REQUIRED WORK
Gather the lines below that include the string "name", copying each in full.

(A block of data)
---

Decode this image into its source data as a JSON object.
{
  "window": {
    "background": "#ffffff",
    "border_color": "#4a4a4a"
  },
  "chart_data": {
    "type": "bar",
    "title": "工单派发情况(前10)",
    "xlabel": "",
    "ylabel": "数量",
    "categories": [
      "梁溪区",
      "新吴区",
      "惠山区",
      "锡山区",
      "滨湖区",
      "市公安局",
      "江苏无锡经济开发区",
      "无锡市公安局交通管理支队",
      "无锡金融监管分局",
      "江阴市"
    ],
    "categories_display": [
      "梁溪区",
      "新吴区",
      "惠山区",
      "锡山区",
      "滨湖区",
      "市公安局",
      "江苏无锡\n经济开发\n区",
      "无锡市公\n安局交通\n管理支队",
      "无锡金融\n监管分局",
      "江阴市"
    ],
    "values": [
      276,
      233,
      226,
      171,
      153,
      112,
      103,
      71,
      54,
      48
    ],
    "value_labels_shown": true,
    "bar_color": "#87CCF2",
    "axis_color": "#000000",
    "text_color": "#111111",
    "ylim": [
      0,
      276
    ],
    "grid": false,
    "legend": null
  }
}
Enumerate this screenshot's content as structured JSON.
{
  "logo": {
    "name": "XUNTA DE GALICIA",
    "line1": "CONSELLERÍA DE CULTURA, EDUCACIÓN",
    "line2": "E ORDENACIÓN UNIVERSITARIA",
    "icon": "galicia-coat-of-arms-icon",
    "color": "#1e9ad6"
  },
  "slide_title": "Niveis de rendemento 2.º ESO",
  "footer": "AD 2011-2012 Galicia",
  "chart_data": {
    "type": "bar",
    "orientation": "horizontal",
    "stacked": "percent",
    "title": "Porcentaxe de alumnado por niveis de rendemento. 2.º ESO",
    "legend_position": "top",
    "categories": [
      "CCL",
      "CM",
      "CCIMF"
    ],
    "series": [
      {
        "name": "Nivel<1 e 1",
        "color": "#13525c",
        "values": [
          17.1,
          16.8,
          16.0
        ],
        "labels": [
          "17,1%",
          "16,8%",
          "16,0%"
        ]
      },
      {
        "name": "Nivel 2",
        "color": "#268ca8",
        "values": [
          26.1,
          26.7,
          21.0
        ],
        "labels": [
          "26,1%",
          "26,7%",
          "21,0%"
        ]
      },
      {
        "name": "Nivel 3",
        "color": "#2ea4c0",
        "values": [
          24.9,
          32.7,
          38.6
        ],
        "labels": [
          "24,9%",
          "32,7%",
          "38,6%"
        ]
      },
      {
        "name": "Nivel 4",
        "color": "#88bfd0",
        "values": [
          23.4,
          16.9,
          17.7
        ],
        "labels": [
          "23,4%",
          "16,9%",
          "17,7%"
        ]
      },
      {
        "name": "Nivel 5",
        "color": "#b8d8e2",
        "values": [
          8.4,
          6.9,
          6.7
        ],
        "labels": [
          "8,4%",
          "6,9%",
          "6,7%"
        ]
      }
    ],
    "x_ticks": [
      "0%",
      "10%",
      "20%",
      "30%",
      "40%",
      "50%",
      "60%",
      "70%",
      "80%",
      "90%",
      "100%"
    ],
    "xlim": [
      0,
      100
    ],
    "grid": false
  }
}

---

RESPONSE TO THE EXERCISE
    "name": "XUNTA DE GALICIA",
        "name": "Nivel<1 e 1",
        "name": "Nivel 2",
        "name": "Nivel 3",
        "name": "Nivel 4",
        "name": "Nivel 5",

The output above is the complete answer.